Gather every line that includes the word "service", please.

— BEGIN —

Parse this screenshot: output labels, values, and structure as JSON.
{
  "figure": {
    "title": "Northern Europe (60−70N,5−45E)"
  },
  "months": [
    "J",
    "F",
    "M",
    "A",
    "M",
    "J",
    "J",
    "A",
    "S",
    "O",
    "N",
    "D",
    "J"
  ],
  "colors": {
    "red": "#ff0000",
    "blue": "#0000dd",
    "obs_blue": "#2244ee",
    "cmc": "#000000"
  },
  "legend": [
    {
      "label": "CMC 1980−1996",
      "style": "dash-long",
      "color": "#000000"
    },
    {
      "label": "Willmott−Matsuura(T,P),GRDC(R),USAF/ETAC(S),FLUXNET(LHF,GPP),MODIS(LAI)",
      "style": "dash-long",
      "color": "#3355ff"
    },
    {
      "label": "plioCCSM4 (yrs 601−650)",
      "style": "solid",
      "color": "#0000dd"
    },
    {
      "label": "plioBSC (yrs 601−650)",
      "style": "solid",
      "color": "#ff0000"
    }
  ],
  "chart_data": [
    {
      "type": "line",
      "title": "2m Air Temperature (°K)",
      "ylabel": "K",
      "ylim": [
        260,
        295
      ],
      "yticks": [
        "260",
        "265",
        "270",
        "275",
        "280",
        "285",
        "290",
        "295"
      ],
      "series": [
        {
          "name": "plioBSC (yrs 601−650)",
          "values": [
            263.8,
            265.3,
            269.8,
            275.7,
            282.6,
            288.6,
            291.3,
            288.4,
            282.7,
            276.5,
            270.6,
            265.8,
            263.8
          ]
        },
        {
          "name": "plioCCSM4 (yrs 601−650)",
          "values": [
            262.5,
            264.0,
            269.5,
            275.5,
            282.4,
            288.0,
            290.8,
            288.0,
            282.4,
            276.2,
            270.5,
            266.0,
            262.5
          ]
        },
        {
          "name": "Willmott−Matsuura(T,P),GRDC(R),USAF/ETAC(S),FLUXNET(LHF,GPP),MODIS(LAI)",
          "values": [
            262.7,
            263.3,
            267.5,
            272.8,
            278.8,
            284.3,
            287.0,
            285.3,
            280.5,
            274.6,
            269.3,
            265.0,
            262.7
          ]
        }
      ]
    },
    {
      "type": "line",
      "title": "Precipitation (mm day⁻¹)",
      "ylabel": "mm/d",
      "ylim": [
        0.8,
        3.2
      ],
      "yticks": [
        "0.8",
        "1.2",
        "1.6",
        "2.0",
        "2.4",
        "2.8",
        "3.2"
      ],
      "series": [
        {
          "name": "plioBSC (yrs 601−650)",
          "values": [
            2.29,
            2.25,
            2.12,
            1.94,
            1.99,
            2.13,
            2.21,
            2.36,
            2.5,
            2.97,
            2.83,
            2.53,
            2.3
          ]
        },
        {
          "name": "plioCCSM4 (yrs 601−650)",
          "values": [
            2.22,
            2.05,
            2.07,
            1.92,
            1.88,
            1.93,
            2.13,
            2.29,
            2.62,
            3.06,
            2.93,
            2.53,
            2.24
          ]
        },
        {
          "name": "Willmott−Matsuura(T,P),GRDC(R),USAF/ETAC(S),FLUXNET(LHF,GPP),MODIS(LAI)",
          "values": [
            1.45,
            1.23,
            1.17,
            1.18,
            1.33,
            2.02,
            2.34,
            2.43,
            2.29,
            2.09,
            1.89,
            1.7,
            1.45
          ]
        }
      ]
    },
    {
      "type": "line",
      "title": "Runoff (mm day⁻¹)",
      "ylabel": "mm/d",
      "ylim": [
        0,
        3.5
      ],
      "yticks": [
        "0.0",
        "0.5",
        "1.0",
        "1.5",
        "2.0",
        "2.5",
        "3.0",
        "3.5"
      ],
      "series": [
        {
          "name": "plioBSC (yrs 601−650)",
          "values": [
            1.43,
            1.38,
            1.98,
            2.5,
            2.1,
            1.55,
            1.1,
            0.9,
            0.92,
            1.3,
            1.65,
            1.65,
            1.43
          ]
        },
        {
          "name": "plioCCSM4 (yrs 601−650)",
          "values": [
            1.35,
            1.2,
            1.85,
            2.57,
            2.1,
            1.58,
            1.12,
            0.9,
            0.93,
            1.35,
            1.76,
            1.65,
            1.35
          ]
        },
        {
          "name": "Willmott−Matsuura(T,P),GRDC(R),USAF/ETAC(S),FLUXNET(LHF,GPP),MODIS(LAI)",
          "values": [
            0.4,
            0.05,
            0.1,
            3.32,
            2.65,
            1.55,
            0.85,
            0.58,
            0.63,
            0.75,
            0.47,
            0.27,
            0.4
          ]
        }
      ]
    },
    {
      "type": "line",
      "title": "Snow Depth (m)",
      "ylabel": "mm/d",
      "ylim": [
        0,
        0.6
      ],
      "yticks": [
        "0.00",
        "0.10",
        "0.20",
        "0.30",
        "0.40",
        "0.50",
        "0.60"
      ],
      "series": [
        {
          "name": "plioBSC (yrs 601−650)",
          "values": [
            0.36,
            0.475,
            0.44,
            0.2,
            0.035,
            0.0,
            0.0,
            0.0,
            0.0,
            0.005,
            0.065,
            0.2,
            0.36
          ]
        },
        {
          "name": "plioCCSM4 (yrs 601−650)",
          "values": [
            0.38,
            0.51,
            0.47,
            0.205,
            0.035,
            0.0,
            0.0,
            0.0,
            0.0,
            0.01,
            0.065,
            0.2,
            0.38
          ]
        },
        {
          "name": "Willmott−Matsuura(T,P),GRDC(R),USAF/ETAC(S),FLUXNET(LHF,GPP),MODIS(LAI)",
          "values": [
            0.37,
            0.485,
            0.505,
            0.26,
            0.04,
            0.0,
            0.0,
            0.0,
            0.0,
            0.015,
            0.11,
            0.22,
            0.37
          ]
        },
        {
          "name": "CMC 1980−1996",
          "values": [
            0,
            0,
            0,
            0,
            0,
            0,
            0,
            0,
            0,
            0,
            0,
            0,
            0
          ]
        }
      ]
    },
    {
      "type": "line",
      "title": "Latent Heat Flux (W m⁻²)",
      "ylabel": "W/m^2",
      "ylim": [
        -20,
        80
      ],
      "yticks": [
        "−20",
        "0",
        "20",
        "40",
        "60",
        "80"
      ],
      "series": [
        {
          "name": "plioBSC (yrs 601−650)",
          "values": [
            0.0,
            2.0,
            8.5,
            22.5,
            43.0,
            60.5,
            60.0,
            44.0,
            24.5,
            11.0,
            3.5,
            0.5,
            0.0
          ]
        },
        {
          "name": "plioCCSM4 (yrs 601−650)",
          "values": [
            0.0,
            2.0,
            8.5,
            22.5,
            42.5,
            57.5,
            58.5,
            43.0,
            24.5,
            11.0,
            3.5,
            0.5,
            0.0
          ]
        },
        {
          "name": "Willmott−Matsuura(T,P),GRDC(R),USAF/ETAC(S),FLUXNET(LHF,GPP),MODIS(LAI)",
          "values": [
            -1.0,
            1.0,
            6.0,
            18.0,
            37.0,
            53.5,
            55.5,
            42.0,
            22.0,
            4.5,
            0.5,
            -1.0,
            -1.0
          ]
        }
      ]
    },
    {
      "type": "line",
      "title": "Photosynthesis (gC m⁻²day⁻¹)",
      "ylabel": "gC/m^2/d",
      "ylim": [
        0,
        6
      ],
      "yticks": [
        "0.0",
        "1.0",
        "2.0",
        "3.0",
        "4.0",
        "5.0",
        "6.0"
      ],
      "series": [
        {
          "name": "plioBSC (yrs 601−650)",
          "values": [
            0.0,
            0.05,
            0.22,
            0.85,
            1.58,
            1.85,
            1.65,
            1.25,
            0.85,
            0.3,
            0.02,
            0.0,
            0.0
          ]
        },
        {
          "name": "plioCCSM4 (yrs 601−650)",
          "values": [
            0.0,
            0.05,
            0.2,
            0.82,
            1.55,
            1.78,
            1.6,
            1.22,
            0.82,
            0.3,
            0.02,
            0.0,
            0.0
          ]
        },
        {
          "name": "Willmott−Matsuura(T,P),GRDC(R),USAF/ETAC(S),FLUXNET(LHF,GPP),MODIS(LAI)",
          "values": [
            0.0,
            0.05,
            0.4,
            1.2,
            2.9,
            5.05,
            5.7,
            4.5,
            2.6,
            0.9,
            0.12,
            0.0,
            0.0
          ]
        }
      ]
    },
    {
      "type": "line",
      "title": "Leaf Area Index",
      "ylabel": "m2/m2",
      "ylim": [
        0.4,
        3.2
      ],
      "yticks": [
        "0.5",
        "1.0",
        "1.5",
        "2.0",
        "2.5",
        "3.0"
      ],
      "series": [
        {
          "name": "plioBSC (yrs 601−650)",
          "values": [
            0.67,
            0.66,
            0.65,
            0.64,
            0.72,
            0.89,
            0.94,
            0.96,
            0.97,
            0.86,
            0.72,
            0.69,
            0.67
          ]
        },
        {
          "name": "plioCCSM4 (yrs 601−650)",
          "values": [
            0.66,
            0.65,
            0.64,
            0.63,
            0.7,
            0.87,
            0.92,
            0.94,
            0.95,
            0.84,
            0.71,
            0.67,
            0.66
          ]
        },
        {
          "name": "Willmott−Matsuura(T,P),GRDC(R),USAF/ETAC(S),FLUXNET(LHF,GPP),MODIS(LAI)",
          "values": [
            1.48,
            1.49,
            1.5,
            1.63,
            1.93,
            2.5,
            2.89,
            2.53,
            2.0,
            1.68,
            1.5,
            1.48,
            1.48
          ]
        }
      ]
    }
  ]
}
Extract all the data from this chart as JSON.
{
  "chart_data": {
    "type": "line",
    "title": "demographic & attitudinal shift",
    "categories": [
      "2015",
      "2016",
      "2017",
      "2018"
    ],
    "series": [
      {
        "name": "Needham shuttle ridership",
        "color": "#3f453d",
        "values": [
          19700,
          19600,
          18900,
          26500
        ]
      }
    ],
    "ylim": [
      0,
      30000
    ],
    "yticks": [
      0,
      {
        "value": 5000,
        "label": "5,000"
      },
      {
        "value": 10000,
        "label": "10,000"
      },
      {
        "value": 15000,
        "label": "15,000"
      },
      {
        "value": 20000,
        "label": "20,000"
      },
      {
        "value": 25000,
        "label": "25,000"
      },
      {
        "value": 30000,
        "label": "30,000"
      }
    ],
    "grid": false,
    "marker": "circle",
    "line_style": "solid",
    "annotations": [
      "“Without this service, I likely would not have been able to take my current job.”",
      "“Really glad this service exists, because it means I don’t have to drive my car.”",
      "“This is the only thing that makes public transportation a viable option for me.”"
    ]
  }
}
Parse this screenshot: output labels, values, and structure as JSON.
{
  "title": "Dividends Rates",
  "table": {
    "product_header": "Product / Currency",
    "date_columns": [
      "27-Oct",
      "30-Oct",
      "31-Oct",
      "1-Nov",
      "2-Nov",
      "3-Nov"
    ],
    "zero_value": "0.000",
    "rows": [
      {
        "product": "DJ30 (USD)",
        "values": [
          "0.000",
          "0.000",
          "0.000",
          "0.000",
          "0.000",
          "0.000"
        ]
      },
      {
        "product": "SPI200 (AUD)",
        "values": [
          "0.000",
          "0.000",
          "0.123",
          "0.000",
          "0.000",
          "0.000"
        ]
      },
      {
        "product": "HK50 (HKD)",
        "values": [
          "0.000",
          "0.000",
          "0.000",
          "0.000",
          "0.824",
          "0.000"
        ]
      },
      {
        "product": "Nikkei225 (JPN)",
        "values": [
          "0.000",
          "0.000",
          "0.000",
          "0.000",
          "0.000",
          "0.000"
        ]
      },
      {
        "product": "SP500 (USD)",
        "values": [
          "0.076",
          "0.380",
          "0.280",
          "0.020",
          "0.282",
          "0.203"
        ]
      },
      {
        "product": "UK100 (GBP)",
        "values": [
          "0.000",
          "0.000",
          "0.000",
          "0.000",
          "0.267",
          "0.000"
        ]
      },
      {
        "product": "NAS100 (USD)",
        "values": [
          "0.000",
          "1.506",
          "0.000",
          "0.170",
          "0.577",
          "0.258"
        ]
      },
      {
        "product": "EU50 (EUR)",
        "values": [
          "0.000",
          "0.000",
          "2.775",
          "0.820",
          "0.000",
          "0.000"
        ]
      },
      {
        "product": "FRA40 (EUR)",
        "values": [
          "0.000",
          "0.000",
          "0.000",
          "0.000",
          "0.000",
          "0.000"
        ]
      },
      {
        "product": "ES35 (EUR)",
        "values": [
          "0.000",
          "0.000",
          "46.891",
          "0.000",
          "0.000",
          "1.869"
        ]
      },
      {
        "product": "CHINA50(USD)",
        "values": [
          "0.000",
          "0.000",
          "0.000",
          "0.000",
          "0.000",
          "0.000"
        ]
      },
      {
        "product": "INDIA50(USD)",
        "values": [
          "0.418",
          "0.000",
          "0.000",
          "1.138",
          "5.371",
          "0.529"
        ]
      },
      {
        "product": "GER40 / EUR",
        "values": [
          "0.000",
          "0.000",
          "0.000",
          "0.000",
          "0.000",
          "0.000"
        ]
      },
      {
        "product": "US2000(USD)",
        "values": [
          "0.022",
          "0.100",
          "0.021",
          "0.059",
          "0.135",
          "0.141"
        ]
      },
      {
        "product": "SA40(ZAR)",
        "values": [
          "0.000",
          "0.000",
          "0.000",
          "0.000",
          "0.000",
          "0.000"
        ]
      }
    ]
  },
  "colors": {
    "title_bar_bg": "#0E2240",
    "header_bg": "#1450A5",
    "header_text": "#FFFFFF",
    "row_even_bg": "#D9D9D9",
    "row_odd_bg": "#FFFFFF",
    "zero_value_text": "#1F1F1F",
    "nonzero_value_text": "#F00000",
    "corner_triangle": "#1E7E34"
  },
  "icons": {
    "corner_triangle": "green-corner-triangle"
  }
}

— END —

▶ **REPLY TO THE TASK**
      "“Without this service, I likely would not have been able to take my current job.”",
      "“Really glad this service exists, because it means I don’t have to drive my car.”",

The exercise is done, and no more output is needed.